Every entry needs to be reproduced exactly.

**Data shown**
>>>>>
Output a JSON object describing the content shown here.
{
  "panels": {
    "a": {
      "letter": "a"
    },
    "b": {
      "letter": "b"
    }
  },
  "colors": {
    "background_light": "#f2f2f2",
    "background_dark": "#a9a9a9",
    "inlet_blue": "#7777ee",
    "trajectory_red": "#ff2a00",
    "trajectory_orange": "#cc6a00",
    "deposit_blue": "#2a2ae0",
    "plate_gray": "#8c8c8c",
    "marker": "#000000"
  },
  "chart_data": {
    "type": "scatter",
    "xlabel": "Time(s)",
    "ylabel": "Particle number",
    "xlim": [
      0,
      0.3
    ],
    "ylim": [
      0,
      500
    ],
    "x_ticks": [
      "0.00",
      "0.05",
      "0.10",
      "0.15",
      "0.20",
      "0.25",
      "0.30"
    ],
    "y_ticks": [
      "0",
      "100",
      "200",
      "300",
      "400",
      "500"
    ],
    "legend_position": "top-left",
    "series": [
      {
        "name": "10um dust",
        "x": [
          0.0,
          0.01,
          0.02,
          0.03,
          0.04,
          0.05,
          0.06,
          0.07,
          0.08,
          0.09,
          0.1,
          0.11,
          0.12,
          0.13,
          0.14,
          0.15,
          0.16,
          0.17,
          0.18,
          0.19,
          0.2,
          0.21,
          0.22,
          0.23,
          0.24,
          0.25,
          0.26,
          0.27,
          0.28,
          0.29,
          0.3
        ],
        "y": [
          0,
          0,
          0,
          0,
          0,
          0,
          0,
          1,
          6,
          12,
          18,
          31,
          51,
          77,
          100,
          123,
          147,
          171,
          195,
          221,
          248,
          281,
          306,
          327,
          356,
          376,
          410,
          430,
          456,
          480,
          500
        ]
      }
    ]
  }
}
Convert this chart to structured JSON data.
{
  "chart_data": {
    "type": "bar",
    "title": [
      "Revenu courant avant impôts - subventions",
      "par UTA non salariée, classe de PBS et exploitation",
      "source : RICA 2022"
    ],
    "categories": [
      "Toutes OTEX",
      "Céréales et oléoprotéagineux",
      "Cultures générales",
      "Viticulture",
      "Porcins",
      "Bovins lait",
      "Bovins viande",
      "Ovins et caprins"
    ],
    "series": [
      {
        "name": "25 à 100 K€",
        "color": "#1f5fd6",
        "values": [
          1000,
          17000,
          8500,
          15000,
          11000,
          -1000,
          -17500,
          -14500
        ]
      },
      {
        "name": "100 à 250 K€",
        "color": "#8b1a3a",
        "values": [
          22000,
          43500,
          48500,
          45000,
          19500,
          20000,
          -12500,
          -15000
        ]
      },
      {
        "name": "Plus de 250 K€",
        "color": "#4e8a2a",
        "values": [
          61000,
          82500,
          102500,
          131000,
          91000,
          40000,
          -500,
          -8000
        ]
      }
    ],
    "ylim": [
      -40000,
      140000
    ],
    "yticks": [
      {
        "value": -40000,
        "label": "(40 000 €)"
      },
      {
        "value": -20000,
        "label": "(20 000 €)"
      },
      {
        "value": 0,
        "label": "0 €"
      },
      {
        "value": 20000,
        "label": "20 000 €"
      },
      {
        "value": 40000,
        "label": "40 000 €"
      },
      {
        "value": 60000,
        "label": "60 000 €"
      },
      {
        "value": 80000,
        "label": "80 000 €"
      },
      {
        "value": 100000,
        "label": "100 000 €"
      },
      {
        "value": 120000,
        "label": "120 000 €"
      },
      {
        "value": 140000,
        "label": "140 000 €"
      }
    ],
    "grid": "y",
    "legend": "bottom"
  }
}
<<<<<
**Correct response**
Output a JSON object describing the content shown here.
{
  "panels": {
    "a": {
      "letter": "a"
    },
    "b": {
      "letter": "b"
    }
  },
  "colors": {
    "background_light": "#f2f2f2",
    "background_dark": "#a9a9a9",
    "inlet_blue": "#7777ee",
    "trajectory_red": "#ff2a00",
    "trajectory_orange": "#cc6a00",
    "deposit_blue": "#2a2ae0",
    "plate_gray": "#8c8c8c",
    "marker": "#000000"
  },
  "chart_data": {
    "type": "scatter",
    "xlabel": "Time(s)",
    "ylabel": "Particle number",
    "xlim": [
      0,
      0.3
    ],
    "ylim": [
      0,
      500
    ],
    "x_ticks": [
      "0.00",
      "0.05",
      "0.10",
      "0.15",
      "0.20",
      "0.25",
      "0.30"
    ],
    "y_ticks": [
      "0",
      "100",
      "200",
      "300",
      "400",
      "500"
    ],
    "legend_position": "top-left",
    "series": [
      {
        "name": "10um dust",
        "x": [
          0.0,
          0.01,
          0.02,
          0.03,
          0.04,
          0.05,
          0.06,
          0.07,
          0.08,
          0.09,
          0.1,
          0.11,
          0.12,
          0.13,
          0.14,
          0.15,
          0.16,
          0.17,
          0.18,
          0.19,
          0.2,
          0.21,
          0.22,
          0.23,
          0.24,
          0.25,
          0.26,
          0.27,
          0.28,
          0.29,
          0.3
        ],
        "y": [
          0,
          0,
          0,
          0,
          0,
          0,
          0,
          1,
          6,
          12,
          18,
          31,
          51,
          77,
          100,
          123,
          147,
          171,
          195,
          221,
          248,
          281,
          306,
          327,
          356,
          376,
          410,
          430,
          456,
          480,
          500
        ]
      }
    ]
  }
}
Convert this chart to structured JSON data.
{
  "chart_data": {
    "type": "bar",
    "title": [
      "Revenu courant avant impôts - subventions",
      "par UTA non salariée, classe de PBS et exploitation",
      "source : RICA 2022"
    ],
    "categories": [
      "Toutes OTEX",
      "Céréales et oléoprotéagineux",
      "Cultures générales",
      "Viticulture",
      "Porcins",
      "Bovins lait",
      "Bovins viande",
      "Ovins et caprins"
    ],
    "series": [
      {
        "name": "25 à 100 K€",
        "color": "#1f5fd6",
        "values": [
          1000,
          17000,
          8500,
          15000,
          11000,
          -1000,
          -17500,
          -14500
        ]
      },
      {
        "name": "100 à 250 K€",
        "color": "#8b1a3a",
        "values": [
          22000,
          43500,
          48500,
          45000,
          19500,
          20000,
          -12500,
          -15000
        ]
      },
      {
        "name": "Plus de 250 K€",
        "color": "#4e8a2a",
        "values": [
          61000,
          82500,
          102500,
          131000,
          91000,
          40000,
          -500,
          -8000
        ]
      }
    ],
    "ylim": [
      -40000,
      140000
    ],
    "yticks": [
      {
        "value": -40000,
        "label": "(40 000 €)"
      },
      {
        "value": -20000,
        "label": "(20 000 €)"
      },
      {
        "value": 0,
        "label": "0 €"
      },
      {
        "value": 20000,
        "label": "20 000 €"
      },
      {
        "value": 40000,
        "label": "40 000 €"
      },
      {
        "value": 60000,
        "label": "60 000 €"
      },
      {
        "value": 80000,
        "label": "80 000 €"
      },
      {
        "value": 100000,
        "label": "100 000 €"
      },
      {
        "value": 120000,
        "label": "120 000 €"
      },
      {
        "value": 140000,
        "label": "140 000 €"
      }
    ],
    "grid": "y",
    "legend": "bottom"
  }
}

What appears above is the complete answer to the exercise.